* START *
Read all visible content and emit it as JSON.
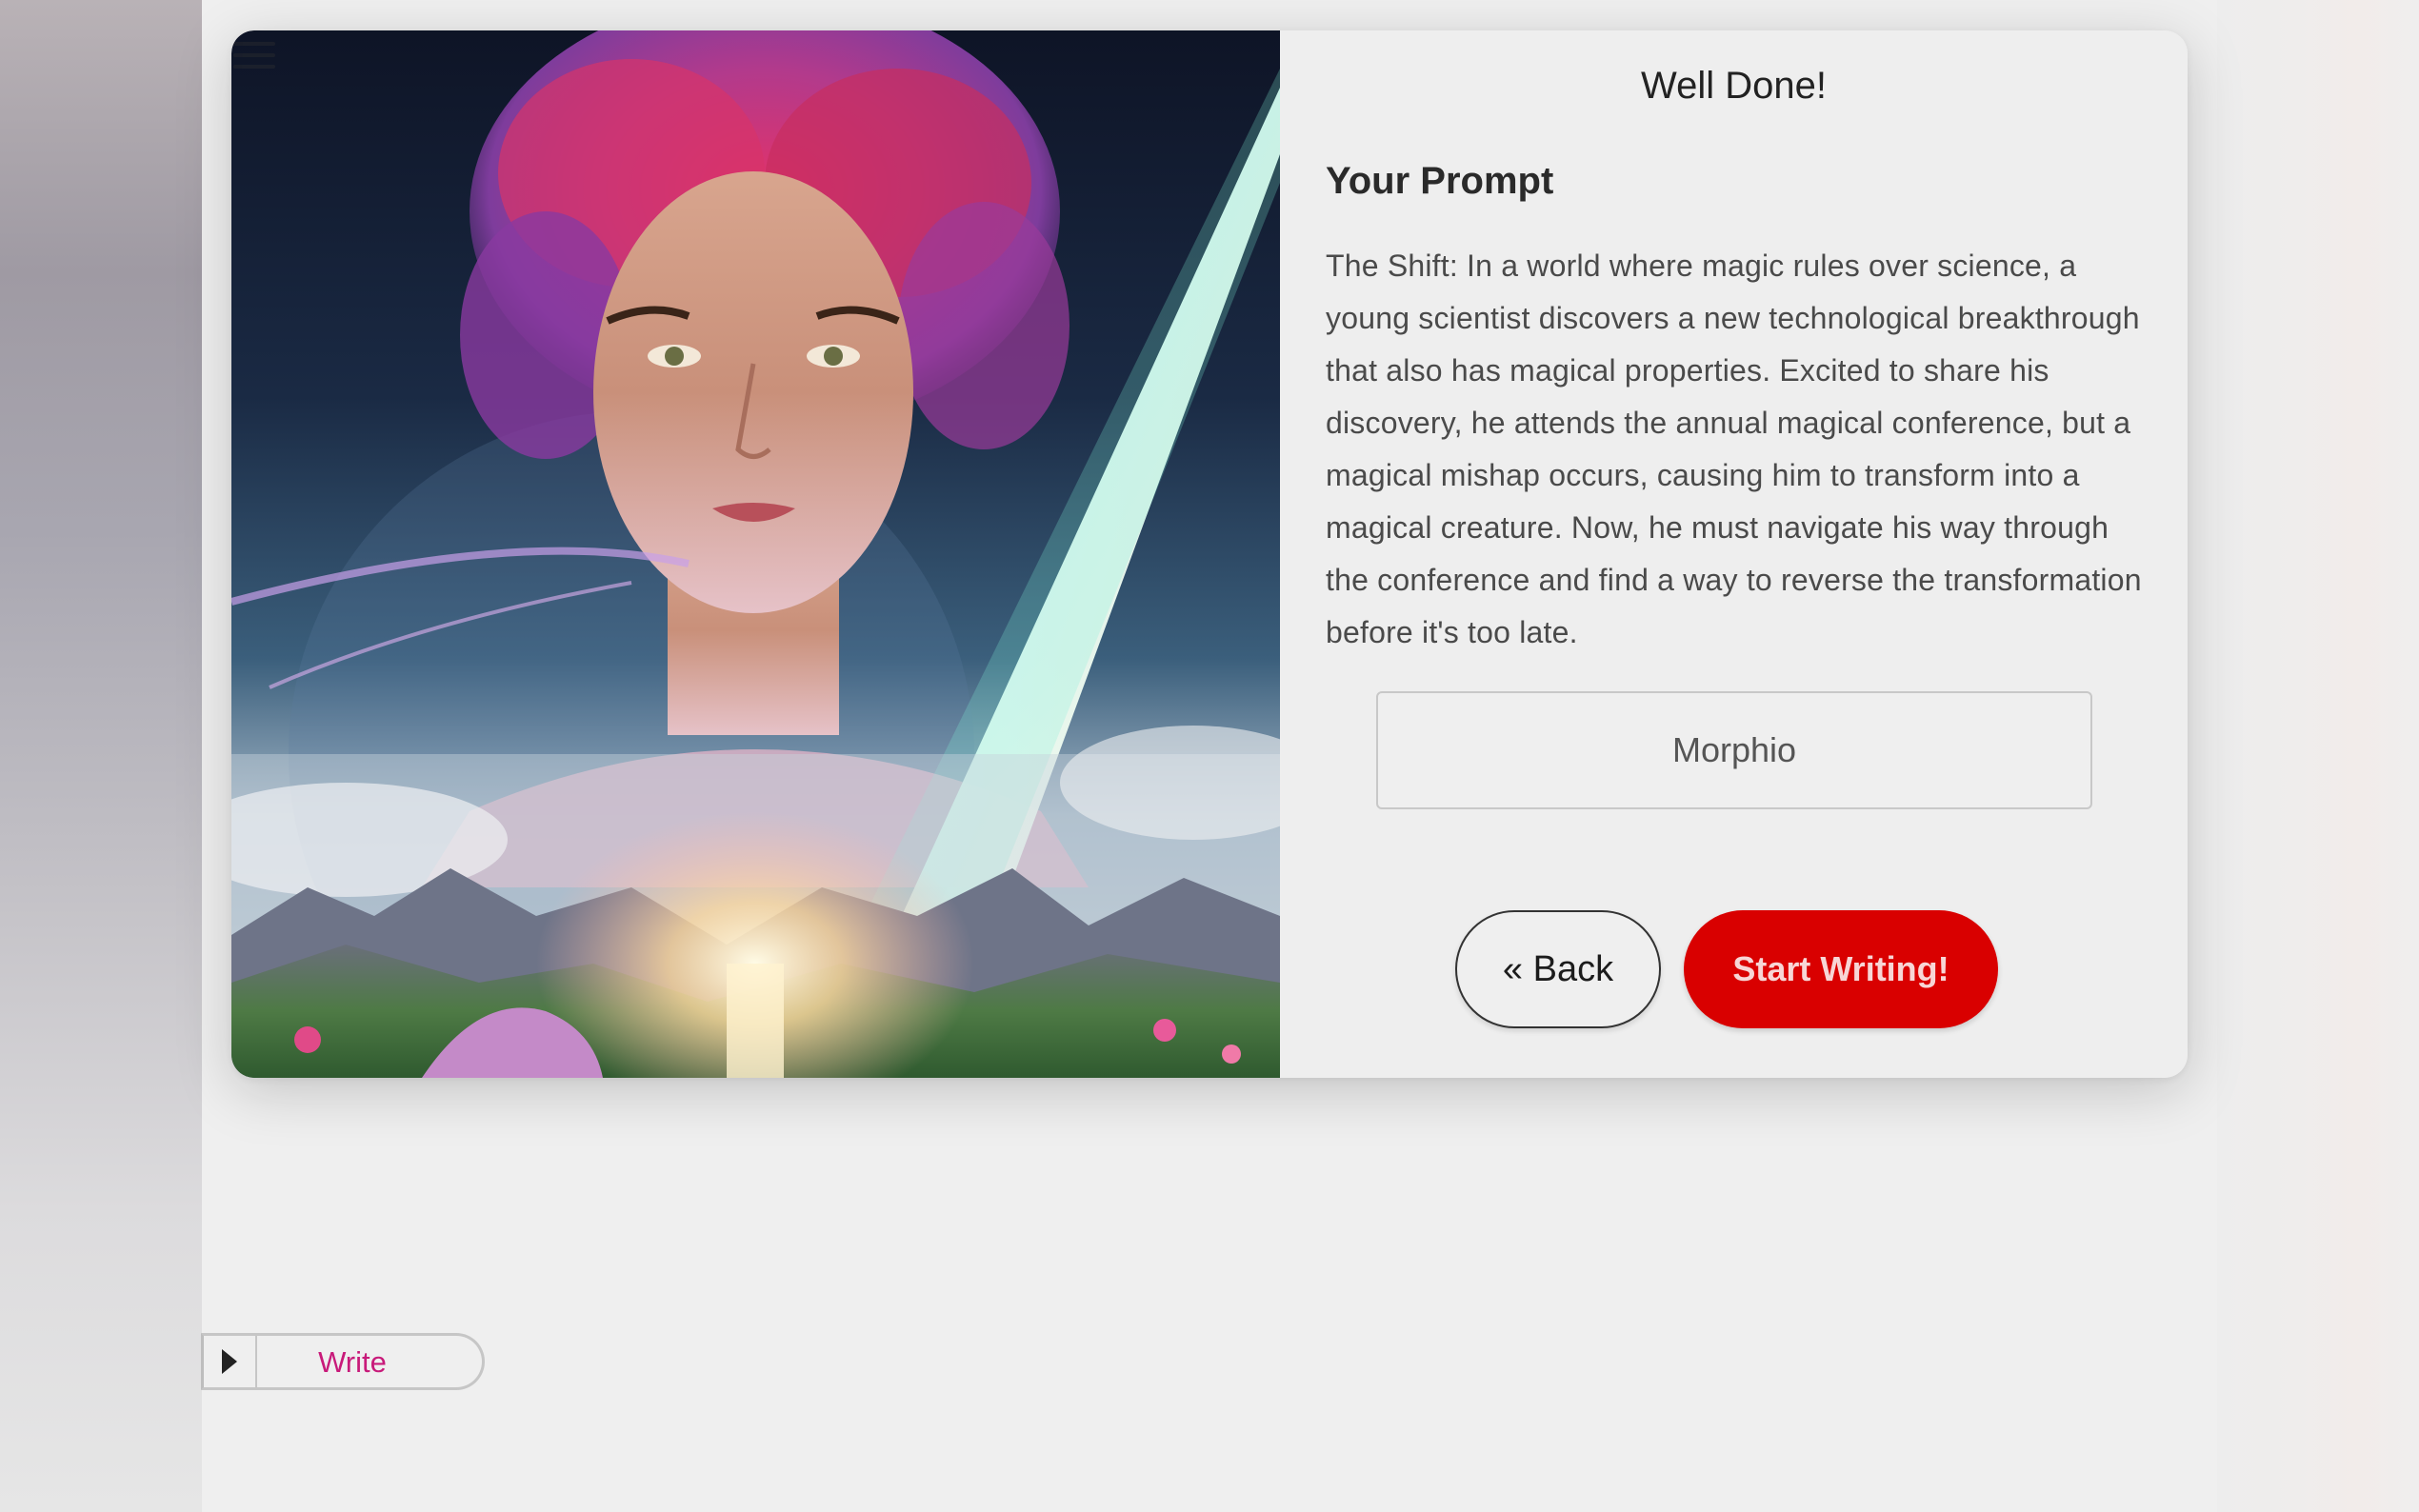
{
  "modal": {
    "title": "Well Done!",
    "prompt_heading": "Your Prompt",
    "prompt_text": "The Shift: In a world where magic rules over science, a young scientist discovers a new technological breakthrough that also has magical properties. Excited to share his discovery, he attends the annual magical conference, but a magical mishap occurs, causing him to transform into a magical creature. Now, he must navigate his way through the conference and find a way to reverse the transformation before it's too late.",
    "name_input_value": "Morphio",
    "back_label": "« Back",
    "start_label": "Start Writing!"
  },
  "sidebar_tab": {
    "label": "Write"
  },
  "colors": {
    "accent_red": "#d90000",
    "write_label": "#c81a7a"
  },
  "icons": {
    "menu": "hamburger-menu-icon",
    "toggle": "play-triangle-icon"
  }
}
* END *
• Instructions to follow:
Return all of the entries exactly as written, but drop any pictures they hold.

• Solution to this task:
Read all visible content and emit it as JSON.
{
  "modal": {
    "title": "Well Done!",
    "prompt_heading": "Your Prompt",
    "prompt_text": "The Shift: In a world where magic rules over science, a young scientist discovers a new technological breakthrough that also has magical properties. Excited to share his discovery, he attends the annual magical conference, but a magical mishap occurs, causing him to transform into a magical creature. Now, he must navigate his way through the conference and find a way to reverse the transformation before it's too late.",
    "name_input_value": "Morphio",
    "back_label": "« Back",
    "start_label": "Start Writing!"
  },
  "sidebar_tab": {
    "label": "Write"
  },
  "colors": {
    "accent_red": "#d90000",
    "write_label": "#c81a7a"
  },
  "icons": {
    "menu": "hamburger-menu-icon",
    "toggle": "play-triangle-icon"
  }
}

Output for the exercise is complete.